**Supplied entries:**

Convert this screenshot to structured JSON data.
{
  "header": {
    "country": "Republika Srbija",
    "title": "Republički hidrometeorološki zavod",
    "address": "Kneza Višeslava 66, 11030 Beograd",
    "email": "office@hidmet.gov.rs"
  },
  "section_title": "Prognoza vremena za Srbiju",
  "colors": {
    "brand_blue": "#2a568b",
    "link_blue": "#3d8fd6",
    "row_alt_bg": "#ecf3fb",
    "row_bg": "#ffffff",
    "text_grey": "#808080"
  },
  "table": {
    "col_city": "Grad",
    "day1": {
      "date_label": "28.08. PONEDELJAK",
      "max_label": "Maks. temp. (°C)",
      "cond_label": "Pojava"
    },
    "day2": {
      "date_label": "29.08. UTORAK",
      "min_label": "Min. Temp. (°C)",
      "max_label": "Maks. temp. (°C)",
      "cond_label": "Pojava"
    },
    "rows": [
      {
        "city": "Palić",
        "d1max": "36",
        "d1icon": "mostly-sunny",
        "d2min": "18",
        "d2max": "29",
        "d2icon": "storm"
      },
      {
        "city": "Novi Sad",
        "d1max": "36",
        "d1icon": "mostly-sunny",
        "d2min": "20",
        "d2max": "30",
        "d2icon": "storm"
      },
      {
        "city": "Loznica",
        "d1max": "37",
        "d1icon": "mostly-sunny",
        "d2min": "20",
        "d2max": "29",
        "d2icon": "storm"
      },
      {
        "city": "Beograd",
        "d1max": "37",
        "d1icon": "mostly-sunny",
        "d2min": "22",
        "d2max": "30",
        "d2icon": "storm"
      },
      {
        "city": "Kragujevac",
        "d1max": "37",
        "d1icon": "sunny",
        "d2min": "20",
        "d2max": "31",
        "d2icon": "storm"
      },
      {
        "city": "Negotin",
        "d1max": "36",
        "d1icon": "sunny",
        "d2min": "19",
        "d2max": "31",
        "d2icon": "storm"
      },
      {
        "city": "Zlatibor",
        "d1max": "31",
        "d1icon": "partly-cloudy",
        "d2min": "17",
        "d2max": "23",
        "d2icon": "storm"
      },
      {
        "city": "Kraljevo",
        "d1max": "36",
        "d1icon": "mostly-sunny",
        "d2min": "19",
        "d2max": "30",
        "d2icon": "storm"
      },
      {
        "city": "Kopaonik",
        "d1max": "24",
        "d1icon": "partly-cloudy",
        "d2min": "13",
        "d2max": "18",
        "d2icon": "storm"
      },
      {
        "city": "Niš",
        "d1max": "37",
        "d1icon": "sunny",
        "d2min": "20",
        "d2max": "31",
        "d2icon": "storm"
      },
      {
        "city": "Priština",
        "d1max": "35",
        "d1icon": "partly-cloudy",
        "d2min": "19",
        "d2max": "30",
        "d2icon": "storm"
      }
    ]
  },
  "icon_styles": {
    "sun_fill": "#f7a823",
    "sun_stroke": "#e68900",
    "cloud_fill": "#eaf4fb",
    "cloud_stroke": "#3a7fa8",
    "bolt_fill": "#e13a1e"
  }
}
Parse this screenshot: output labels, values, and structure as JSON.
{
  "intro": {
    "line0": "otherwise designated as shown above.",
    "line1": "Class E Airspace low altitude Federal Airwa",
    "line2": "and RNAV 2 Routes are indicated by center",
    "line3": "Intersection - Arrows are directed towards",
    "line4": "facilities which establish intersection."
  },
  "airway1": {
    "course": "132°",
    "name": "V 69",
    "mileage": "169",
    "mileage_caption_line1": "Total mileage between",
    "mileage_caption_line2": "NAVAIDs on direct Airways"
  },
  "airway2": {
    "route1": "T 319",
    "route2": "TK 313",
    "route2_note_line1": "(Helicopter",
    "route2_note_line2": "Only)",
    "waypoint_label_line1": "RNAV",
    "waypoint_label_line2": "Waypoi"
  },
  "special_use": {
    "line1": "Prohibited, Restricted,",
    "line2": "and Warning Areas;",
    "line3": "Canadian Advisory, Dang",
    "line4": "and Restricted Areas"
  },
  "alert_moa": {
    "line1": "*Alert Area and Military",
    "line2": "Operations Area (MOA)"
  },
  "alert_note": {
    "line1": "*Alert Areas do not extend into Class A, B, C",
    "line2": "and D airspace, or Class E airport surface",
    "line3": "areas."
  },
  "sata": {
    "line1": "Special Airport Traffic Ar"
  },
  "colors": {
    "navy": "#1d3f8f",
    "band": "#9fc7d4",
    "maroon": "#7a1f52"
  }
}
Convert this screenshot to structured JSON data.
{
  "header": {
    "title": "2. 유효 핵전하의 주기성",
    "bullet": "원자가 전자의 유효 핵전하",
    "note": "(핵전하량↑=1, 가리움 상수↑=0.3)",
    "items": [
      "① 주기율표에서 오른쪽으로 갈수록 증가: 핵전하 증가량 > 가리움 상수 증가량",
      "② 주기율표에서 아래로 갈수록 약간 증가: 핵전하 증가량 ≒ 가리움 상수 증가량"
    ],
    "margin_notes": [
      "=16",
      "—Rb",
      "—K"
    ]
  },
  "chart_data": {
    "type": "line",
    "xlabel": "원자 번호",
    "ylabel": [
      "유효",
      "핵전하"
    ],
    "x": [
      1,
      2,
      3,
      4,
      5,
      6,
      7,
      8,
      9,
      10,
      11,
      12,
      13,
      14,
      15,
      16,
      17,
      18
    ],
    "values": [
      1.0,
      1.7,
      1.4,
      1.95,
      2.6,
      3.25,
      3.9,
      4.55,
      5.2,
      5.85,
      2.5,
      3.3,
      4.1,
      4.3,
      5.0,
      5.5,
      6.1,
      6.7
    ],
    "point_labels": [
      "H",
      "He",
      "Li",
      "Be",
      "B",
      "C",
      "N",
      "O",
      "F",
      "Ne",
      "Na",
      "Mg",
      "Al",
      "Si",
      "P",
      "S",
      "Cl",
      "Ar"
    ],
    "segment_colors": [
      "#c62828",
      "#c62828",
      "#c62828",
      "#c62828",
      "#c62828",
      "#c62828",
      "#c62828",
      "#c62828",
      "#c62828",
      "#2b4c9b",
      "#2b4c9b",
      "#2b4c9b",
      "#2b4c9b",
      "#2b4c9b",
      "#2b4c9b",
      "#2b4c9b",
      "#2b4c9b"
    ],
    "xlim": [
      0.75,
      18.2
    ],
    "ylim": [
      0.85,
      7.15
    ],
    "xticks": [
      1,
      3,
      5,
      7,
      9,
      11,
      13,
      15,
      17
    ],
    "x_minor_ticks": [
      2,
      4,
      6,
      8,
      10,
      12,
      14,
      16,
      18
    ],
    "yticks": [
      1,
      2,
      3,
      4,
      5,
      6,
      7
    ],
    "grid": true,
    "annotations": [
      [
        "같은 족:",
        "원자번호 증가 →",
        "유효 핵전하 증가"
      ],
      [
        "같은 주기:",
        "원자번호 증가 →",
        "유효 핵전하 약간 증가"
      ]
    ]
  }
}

**Task directions:**
Reproduce the complete data exactly as presented above.

**Problem solution:**
Convert this screenshot to structured JSON data.
{
  "header": {
    "country": "Republika Srbija",
    "title": "Republički hidrometeorološki zavod",
    "address": "Kneza Višeslava 66, 11030 Beograd",
    "email": "office@hidmet.gov.rs"
  },
  "section_title": "Prognoza vremena za Srbiju",
  "colors": {
    "brand_blue": "#2a568b",
    "link_blue": "#3d8fd6",
    "row_alt_bg": "#ecf3fb",
    "row_bg": "#ffffff",
    "text_grey": "#808080"
  },
  "table": {
    "col_city": "Grad",
    "day1": {
      "date_label": "28.08. PONEDELJAK",
      "max_label": "Maks. temp. (°C)",
      "cond_label": "Pojava"
    },
    "day2": {
      "date_label": "29.08. UTORAK",
      "min_label": "Min. Temp. (°C)",
      "max_label": "Maks. temp. (°C)",
      "cond_label": "Pojava"
    },
    "rows": [
      {
        "city": "Palić",
        "d1max": "36",
        "d1icon": "mostly-sunny",
        "d2min": "18",
        "d2max": "29",
        "d2icon": "storm"
      },
      {
        "city": "Novi Sad",
        "d1max": "36",
        "d1icon": "mostly-sunny",
        "d2min": "20",
        "d2max": "30",
        "d2icon": "storm"
      },
      {
        "city": "Loznica",
        "d1max": "37",
        "d1icon": "mostly-sunny",
        "d2min": "20",
        "d2max": "29",
        "d2icon": "storm"
      },
      {
        "city": "Beograd",
        "d1max": "37",
        "d1icon": "mostly-sunny",
        "d2min": "22",
        "d2max": "30",
        "d2icon": "storm"
      },
      {
        "city": "Kragujevac",
        "d1max": "37",
        "d1icon": "sunny",
        "d2min": "20",
        "d2max": "31",
        "d2icon": "storm"
      },
      {
        "city": "Negotin",
        "d1max": "36",
        "d1icon": "sunny",
        "d2min": "19",
        "d2max": "31",
        "d2icon": "storm"
      },
      {
        "city": "Zlatibor",
        "d1max": "31",
        "d1icon": "partly-cloudy",
        "d2min": "17",
        "d2max": "23",
        "d2icon": "storm"
      },
      {
        "city": "Kraljevo",
        "d1max": "36",
        "d1icon": "mostly-sunny",
        "d2min": "19",
        "d2max": "30",
        "d2icon": "storm"
      },
      {
        "city": "Kopaonik",
        "d1max": "24",
        "d1icon": "partly-cloudy",
        "d2min": "13",
        "d2max": "18",
        "d2icon": "storm"
      },
      {
        "city": "Niš",
        "d1max": "37",
        "d1icon": "sunny",
        "d2min": "20",
        "d2max": "31",
        "d2icon": "storm"
      },
      {
        "city": "Priština",
        "d1max": "35",
        "d1icon": "partly-cloudy",
        "d2min": "19",
        "d2max": "30",
        "d2icon": "storm"
      }
    ]
  },
  "icon_styles": {
    "sun_fill": "#f7a823",
    "sun_stroke": "#e68900",
    "cloud_fill": "#eaf4fb",
    "cloud_stroke": "#3a7fa8",
    "bolt_fill": "#e13a1e"
  }
}
Parse this screenshot: output labels, values, and structure as JSON.
{
  "intro": {
    "line0": "otherwise designated as shown above.",
    "line1": "Class E Airspace low altitude Federal Airwa",
    "line2": "and RNAV 2 Routes are indicated by center",
    "line3": "Intersection - Arrows are directed towards",
    "line4": "facilities which establish intersection."
  },
  "airway1": {
    "course": "132°",
    "name": "V 69",
    "mileage": "169",
    "mileage_caption_line1": "Total mileage between",
    "mileage_caption_line2": "NAVAIDs on direct Airways"
  },
  "airway2": {
    "route1": "T 319",
    "route2": "TK 313",
    "route2_note_line1": "(Helicopter",
    "route2_note_line2": "Only)",
    "waypoint_label_line1": "RNAV",
    "waypoint_label_line2": "Waypoi"
  },
  "special_use": {
    "line1": "Prohibited, Restricted,",
    "line2": "and Warning Areas;",
    "line3": "Canadian Advisory, Dang",
    "line4": "and Restricted Areas"
  },
  "alert_moa": {
    "line1": "*Alert Area and Military",
    "line2": "Operations Area (MOA)"
  },
  "alert_note": {
    "line1": "*Alert Areas do not extend into Class A, B, C",
    "line2": "and D airspace, or Class E airport surface",
    "line3": "areas."
  },
  "sata": {
    "line1": "Special Airport Traffic Ar"
  },
  "colors": {
    "navy": "#1d3f8f",
    "band": "#9fc7d4",
    "maroon": "#7a1f52"
  }
}
Convert this screenshot to structured JSON data.
{
  "header": {
    "title": "2. 유효 핵전하의 주기성",
    "bullet": "원자가 전자의 유효 핵전하",
    "note": "(핵전하량↑=1, 가리움 상수↑=0.3)",
    "items": [
      "① 주기율표에서 오른쪽으로 갈수록 증가: 핵전하 증가량 > 가리움 상수 증가량",
      "② 주기율표에서 아래로 갈수록 약간 증가: 핵전하 증가량 ≒ 가리움 상수 증가량"
    ],
    "margin_notes": [
      "=16",
      "—Rb",
      "—K"
    ]
  },
  "chart_data": {
    "type": "line",
    "xlabel": "원자 번호",
    "ylabel": [
      "유효",
      "핵전하"
    ],
    "x": [
      1,
      2,
      3,
      4,
      5,
      6,
      7,
      8,
      9,
      10,
      11,
      12,
      13,
      14,
      15,
      16,
      17,
      18
    ],
    "values": [
      1.0,
      1.7,
      1.4,
      1.95,
      2.6,
      3.25,
      3.9,
      4.55,
      5.2,
      5.85,
      2.5,
      3.3,
      4.1,
      4.3,
      5.0,
      5.5,
      6.1,
      6.7
    ],
    "point_labels": [
      "H",
      "He",
      "Li",
      "Be",
      "B",
      "C",
      "N",
      "O",
      "F",
      "Ne",
      "Na",
      "Mg",
      "Al",
      "Si",
      "P",
      "S",
      "Cl",
      "Ar"
    ],
    "segment_colors": [
      "#c62828",
      "#c62828",
      "#c62828",
      "#c62828",
      "#c62828",
      "#c62828",
      "#c62828",
      "#c62828",
      "#c62828",
      "#2b4c9b",
      "#2b4c9b",
      "#2b4c9b",
      "#2b4c9b",
      "#2b4c9b",
      "#2b4c9b",
      "#2b4c9b",
      "#2b4c9b"
    ],
    "xlim": [
      0.75,
      18.2
    ],
    "ylim": [
      0.85,
      7.15
    ],
    "xticks": [
      1,
      3,
      5,
      7,
      9,
      11,
      13,
      15,
      17
    ],
    "x_minor_ticks": [
      2,
      4,
      6,
      8,
      10,
      12,
      14,
      16,
      18
    ],
    "yticks": [
      1,
      2,
      3,
      4,
      5,
      6,
      7
    ],
    "grid": true,
    "annotations": [
      [
        "같은 족:",
        "원자번호 증가 →",
        "유효 핵전하 증가"
      ],
      [
        "같은 주기:",
        "원자번호 증가 →",
        "유효 핵전하 약간 증가"
      ]
    ]
  }
}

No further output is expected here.